**Stored items:**

= = = = = = =

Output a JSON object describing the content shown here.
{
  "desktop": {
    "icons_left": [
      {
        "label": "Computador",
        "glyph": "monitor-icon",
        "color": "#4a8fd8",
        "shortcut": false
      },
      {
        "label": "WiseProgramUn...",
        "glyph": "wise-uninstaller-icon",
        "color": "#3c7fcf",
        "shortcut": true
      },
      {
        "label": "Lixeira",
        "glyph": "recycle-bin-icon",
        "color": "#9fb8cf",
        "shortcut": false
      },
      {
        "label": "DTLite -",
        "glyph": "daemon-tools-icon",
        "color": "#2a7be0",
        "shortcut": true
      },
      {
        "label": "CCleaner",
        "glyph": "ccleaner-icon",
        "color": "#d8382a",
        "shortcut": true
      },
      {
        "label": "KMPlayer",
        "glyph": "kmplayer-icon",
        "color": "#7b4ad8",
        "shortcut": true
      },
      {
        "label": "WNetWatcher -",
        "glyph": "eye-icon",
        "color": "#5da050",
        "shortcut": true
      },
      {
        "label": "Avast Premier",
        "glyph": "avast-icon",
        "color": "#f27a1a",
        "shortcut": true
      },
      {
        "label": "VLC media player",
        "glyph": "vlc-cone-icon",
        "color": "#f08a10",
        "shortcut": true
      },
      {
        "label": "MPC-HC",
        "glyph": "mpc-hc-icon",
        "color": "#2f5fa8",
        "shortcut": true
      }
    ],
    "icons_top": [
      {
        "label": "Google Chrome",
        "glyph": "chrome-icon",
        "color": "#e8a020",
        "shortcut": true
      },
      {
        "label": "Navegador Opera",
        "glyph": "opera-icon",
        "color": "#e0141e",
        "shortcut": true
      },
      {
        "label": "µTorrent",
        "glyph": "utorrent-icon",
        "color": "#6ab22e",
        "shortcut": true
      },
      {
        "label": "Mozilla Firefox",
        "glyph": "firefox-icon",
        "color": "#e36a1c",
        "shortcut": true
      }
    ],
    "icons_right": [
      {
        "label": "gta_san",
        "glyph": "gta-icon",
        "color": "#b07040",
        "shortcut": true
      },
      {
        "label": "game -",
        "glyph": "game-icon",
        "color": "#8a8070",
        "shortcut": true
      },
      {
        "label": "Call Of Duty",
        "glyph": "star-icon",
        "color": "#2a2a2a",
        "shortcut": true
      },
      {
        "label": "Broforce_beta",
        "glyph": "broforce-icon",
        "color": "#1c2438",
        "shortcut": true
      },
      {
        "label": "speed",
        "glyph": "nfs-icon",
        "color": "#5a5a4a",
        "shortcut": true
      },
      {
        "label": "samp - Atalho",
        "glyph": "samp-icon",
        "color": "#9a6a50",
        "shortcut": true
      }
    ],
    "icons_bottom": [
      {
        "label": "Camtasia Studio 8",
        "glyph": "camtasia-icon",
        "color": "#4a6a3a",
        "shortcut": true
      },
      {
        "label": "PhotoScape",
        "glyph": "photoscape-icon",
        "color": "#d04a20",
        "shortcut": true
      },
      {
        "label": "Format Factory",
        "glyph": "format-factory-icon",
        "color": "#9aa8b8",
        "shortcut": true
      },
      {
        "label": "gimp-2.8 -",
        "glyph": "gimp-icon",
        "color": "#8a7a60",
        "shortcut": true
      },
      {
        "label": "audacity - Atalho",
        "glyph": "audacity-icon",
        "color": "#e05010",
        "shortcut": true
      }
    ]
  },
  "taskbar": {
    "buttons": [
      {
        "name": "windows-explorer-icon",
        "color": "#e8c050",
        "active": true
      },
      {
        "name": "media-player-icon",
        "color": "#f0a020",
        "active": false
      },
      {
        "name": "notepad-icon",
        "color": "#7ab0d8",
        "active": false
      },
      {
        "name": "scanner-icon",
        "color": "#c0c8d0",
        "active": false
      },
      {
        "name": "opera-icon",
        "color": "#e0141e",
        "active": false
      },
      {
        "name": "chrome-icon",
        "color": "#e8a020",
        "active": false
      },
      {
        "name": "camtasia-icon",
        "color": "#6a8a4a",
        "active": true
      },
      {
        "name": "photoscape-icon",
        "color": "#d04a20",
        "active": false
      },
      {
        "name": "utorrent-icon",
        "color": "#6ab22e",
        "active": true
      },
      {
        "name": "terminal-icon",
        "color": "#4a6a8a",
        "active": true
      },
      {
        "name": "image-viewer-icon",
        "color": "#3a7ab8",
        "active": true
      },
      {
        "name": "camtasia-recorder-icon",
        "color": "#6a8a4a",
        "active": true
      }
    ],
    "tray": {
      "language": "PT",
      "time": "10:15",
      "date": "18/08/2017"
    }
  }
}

= = = = = = =

**WRITTEN TASK:** Write each line above out exactly.

**ANSWER TO THE EXERCISE:**
Output a JSON object describing the content shown here.
{
  "desktop": {
    "icons_left": [
      {
        "label": "Computador",
        "glyph": "monitor-icon",
        "color": "#4a8fd8",
        "shortcut": false
      },
      {
        "label": "WiseProgramUn...",
        "glyph": "wise-uninstaller-icon",
        "color": "#3c7fcf",
        "shortcut": true
      },
      {
        "label": "Lixeira",
        "glyph": "recycle-bin-icon",
        "color": "#9fb8cf",
        "shortcut": false
      },
      {
        "label": "DTLite -",
        "glyph": "daemon-tools-icon",
        "color": "#2a7be0",
        "shortcut": true
      },
      {
        "label": "CCleaner",
        "glyph": "ccleaner-icon",
        "color": "#d8382a",
        "shortcut": true
      },
      {
        "label": "KMPlayer",
        "glyph": "kmplayer-icon",
        "color": "#7b4ad8",
        "shortcut": true
      },
      {
        "label": "WNetWatcher -",
        "glyph": "eye-icon",
        "color": "#5da050",
        "shortcut": true
      },
      {
        "label": "Avast Premier",
        "glyph": "avast-icon",
        "color": "#f27a1a",
        "shortcut": true
      },
      {
        "label": "VLC media player",
        "glyph": "vlc-cone-icon",
        "color": "#f08a10",
        "shortcut": true
      },
      {
        "label": "MPC-HC",
        "glyph": "mpc-hc-icon",
        "color": "#2f5fa8",
        "shortcut": true
      }
    ],
    "icons_top": [
      {
        "label": "Google Chrome",
        "glyph": "chrome-icon",
        "color": "#e8a020",
        "shortcut": true
      },
      {
        "label": "Navegador Opera",
        "glyph": "opera-icon",
        "color": "#e0141e",
        "shortcut": true
      },
      {
        "label": "µTorrent",
        "glyph": "utorrent-icon",
        "color": "#6ab22e",
        "shortcut": true
      },
      {
        "label": "Mozilla Firefox",
        "glyph": "firefox-icon",
        "color": "#e36a1c",
        "shortcut": true
      }
    ],
    "icons_right": [
      {
        "label": "gta_san",
        "glyph": "gta-icon",
        "color": "#b07040",
        "shortcut": true
      },
      {
        "label": "game -",
        "glyph": "game-icon",
        "color": "#8a8070",
        "shortcut": true
      },
      {
        "label": "Call Of Duty",
        "glyph": "star-icon",
        "color": "#2a2a2a",
        "shortcut": true
      },
      {
        "label": "Broforce_beta",
        "glyph": "broforce-icon",
        "color": "#1c2438",
        "shortcut": true
      },
      {
        "label": "speed",
        "glyph": "nfs-icon",
        "color": "#5a5a4a",
        "shortcut": true
      },
      {
        "label": "samp - Atalho",
        "glyph": "samp-icon",
        "color": "#9a6a50",
        "shortcut": true
      }
    ],
    "icons_bottom": [
      {
        "label": "Camtasia Studio 8",
        "glyph": "camtasia-icon",
        "color": "#4a6a3a",
        "shortcut": true
      },
      {
        "label": "PhotoScape",
        "glyph": "photoscape-icon",
        "color": "#d04a20",
        "shortcut": true
      },
      {
        "label": "Format Factory",
        "glyph": "format-factory-icon",
        "color": "#9aa8b8",
        "shortcut": true
      },
      {
        "label": "gimp-2.8 -",
        "glyph": "gimp-icon",
        "color": "#8a7a60",
        "shortcut": true
      },
      {
        "label": "audacity - Atalho",
        "glyph": "audacity-icon",
        "color": "#e05010",
        "shortcut": true
      }
    ]
  },
  "taskbar": {
    "buttons": [
      {
        "name": "windows-explorer-icon",
        "color": "#e8c050",
        "active": true
      },
      {
        "name": "media-player-icon",
        "color": "#f0a020",
        "active": false
      },
      {
        "name": "notepad-icon",
        "color": "#7ab0d8",
        "active": false
      },
      {
        "name": "scanner-icon",
        "color": "#c0c8d0",
        "active": false
      },
      {
        "name": "opera-icon",
        "color": "#e0141e",
        "active": false
      },
      {
        "name": "chrome-icon",
        "color": "#e8a020",
        "active": false
      },
      {
        "name": "camtasia-icon",
        "color": "#6a8a4a",
        "active": true
      },
      {
        "name": "photoscape-icon",
        "color": "#d04a20",
        "active": false
      },
      {
        "name": "utorrent-icon",
        "color": "#6ab22e",
        "active": true
      },
      {
        "name": "terminal-icon",
        "color": "#4a6a8a",
        "active": true
      },
      {
        "name": "image-viewer-icon",
        "color": "#3a7ab8",
        "active": true
      },
      {
        "name": "camtasia-recorder-icon",
        "color": "#6a8a4a",
        "active": true
      }
    ],
    "tray": {
      "language": "PT",
      "time": "10:15",
      "date": "18/08/2017"
    }
  }
}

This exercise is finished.